=== Working data ===

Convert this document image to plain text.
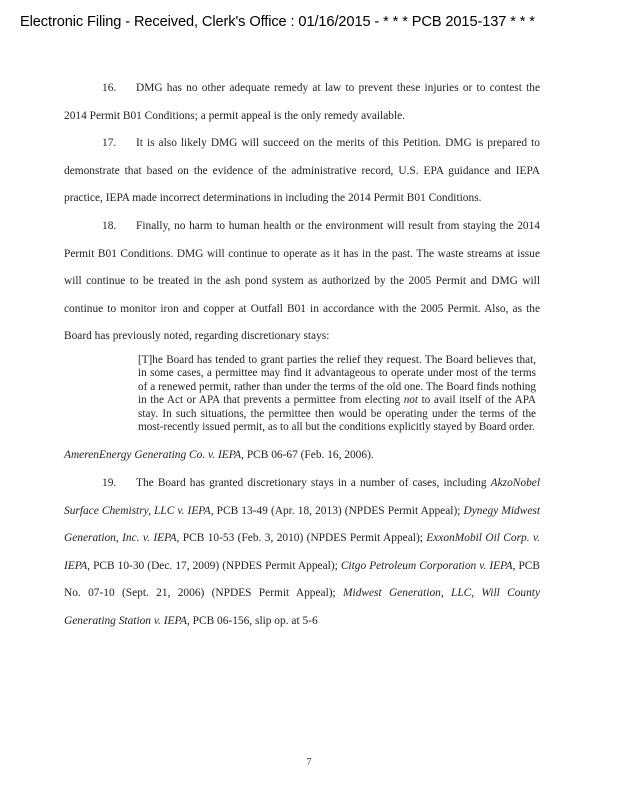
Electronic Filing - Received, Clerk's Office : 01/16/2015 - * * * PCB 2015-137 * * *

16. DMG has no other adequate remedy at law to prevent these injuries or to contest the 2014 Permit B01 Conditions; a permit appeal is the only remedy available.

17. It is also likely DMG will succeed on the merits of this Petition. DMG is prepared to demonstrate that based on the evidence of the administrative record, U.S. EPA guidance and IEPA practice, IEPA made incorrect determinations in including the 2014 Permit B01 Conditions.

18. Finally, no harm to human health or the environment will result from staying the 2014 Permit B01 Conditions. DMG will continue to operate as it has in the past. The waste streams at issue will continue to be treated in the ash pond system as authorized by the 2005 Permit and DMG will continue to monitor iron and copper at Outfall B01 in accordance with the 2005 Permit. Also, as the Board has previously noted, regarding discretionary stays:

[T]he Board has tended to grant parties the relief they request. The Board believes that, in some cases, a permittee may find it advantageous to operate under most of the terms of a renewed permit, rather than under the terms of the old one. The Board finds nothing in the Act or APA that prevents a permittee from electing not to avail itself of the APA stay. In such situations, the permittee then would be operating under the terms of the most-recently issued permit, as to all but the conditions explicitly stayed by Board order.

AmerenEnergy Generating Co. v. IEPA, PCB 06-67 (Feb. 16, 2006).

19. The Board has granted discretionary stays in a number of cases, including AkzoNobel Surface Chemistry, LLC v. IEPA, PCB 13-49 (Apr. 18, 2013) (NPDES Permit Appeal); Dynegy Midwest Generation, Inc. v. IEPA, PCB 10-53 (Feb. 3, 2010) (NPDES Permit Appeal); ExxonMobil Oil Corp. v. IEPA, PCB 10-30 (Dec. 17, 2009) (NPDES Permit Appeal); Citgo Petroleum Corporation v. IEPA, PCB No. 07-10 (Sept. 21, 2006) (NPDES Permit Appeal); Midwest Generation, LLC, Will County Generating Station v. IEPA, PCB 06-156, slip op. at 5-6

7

===

- _Your task_: Go back to the records above and write them out exactly, without the pictures.

- _Written response_:
Convert this document image to plain text.
Electronic Filing - Received, Clerk's Office : 01/16/2015 - * * * PCB 2015-137 * * *

16. DMG has no other adequate remedy at law to prevent these injuries or to contest the 2014 Permit B01 Conditions; a permit appeal is the only remedy available.

17. It is also likely DMG will succeed on the merits of this Petition. DMG is prepared to demonstrate that based on the evidence of the administrative record, U.S. EPA guidance and IEPA practice, IEPA made incorrect determinations in including the 2014 Permit B01 Conditions.

18. Finally, no harm to human health or the environment will result from staying the 2014 Permit B01 Conditions. DMG will continue to operate as it has in the past. The waste streams at issue will continue to be treated in the ash pond system as authorized by the 2005 Permit and DMG will continue to monitor iron and copper at Outfall B01 in accordance with the 2005 Permit. Also, as the Board has previously noted, regarding discretionary stays:

[T]he Board has tended to grant parties the relief they request. The Board believes that, in some cases, a permittee may find it advantageous to operate under most of the terms of a renewed permit, rather than under the terms of the old one. The Board finds nothing in the Act or APA that prevents a permittee from electing not to avail itself of the APA stay. In such situations, the permittee then would be operating under the terms of the most-recently issued permit, as to all but the conditions explicitly stayed by Board order.

AmerenEnergy Generating Co. v. IEPA, PCB 06-67 (Feb. 16, 2006).

19. The Board has granted discretionary stays in a number of cases, including AkzoNobel Surface Chemistry, LLC v. IEPA, PCB 13-49 (Apr. 18, 2013) (NPDES Permit Appeal); Dynegy Midwest Generation, Inc. v. IEPA, PCB 10-53 (Feb. 3, 2010) (NPDES Permit Appeal); ExxonMobil Oil Corp. v. IEPA, PCB 10-30 (Dec. 17, 2009) (NPDES Permit Appeal); Citgo Petroleum Corporation v. IEPA, PCB No. 07-10 (Sept. 21, 2006) (NPDES Permit Appeal); Midwest Generation, LLC, Will County Generating Station v. IEPA, PCB 06-156, slip op. at 5-6

7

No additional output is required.